* _Problem requirements_: Reproduce the listing verbatim from its first line through the line containing "bar: [351, 293, 590, 361]", including both of those lines.
:: Data rows ::
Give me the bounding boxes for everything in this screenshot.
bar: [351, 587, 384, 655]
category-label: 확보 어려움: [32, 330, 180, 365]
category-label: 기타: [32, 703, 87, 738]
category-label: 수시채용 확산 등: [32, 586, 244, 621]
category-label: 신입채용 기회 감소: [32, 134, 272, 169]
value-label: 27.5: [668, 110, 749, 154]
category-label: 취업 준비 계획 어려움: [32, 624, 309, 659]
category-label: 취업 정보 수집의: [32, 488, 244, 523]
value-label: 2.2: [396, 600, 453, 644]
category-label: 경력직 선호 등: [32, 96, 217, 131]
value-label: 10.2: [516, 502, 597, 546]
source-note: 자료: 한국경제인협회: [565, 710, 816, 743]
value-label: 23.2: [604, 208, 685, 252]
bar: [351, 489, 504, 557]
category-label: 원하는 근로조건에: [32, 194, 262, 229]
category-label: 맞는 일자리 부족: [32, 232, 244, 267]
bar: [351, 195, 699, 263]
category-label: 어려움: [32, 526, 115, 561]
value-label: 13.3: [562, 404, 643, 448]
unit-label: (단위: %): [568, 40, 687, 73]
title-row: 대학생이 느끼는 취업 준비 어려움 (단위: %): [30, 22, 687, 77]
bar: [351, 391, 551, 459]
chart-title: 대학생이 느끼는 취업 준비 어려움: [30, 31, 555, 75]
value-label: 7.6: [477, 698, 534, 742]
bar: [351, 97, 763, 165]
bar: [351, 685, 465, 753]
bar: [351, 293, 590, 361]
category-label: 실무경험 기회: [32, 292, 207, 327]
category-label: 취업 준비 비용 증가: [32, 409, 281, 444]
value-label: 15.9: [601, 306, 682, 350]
:::
* _Result below_:
Give me the bounding boxes for everything in this screenshot.
bar: [351, 587, 384, 655]
category-label: 확보 어려움: [32, 330, 180, 365]
category-label: 기타: [32, 703, 87, 738]
category-label: 수시채용 확산 등: [32, 586, 244, 621]
category-label: 신입채용 기회 감소: [32, 134, 272, 169]
value-label: 27.5: [668, 110, 749, 154]
category-label: 취업 준비 계획 어려움: [32, 624, 309, 659]
category-label: 취업 정보 수집의: [32, 488, 244, 523]
value-label: 2.2: [396, 600, 453, 644]
category-label: 경력직 선호 등: [32, 96, 217, 131]
value-label: 10.2: [516, 502, 597, 546]
source-note: 자료: 한국경제인협회: [565, 710, 816, 743]
value-label: 23.2: [604, 208, 685, 252]
bar: [351, 489, 504, 557]
category-label: 원하는 근로조건에: [32, 194, 262, 229]
category-label: 맞는 일자리 부족: [32, 232, 244, 267]
bar: [351, 195, 699, 263]
category-label: 어려움: [32, 526, 115, 561]
value-label: 13.3: [562, 404, 643, 448]
unit-label: (단위: %): [568, 40, 687, 73]
title-row: 대학생이 느끼는 취업 준비 어려움 (단위: %): [30, 22, 687, 77]
bar: [351, 391, 551, 459]
chart-title: 대학생이 느끼는 취업 준비 어려움: [30, 31, 555, 75]
value-label: 7.6: [477, 698, 534, 742]
bar: [351, 97, 763, 165]
bar: [351, 685, 465, 753]
bar: [351, 293, 590, 361]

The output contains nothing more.